What is needed: Extract all lines containing "Price".
----
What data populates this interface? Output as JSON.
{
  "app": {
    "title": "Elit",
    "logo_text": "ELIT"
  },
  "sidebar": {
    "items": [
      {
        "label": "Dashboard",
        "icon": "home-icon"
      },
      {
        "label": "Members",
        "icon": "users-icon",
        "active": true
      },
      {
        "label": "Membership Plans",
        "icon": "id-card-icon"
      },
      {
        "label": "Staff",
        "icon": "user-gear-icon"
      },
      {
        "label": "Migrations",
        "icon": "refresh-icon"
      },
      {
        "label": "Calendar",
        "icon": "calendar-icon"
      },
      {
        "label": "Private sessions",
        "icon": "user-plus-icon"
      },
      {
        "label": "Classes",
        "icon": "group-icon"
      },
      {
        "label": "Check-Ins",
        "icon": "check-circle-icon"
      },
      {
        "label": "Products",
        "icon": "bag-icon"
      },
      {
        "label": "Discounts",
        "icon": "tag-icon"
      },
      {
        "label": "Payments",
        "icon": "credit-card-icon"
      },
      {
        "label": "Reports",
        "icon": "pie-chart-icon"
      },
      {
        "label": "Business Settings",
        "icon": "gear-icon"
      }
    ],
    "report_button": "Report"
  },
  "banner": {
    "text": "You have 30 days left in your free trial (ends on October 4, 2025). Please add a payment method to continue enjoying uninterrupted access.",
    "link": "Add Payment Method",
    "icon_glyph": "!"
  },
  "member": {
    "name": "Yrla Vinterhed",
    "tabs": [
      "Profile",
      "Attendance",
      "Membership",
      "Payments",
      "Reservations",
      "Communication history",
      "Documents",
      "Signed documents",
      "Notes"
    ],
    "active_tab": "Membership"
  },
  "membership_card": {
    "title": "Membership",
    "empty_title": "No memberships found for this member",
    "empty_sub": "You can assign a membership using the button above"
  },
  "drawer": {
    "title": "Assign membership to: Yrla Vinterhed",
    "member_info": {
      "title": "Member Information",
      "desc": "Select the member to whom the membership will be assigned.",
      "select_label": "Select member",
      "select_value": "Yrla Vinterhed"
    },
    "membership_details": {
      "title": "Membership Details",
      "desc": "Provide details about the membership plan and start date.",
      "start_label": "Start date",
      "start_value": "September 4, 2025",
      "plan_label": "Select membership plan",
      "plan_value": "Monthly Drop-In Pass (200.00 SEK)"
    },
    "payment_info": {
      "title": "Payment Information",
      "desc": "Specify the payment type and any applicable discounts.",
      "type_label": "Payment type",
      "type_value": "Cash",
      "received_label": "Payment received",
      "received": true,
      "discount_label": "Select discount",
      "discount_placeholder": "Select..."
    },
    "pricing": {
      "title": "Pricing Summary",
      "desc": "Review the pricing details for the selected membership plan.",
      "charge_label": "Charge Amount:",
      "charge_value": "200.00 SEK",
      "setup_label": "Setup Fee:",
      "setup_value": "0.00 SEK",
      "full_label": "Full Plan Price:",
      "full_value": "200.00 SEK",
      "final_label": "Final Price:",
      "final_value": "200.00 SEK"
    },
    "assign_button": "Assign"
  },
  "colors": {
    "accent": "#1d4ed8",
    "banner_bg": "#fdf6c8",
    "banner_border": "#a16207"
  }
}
----
Solution below:
      "full_label": "Full Plan Price:",
      "final_label": "Final Price:",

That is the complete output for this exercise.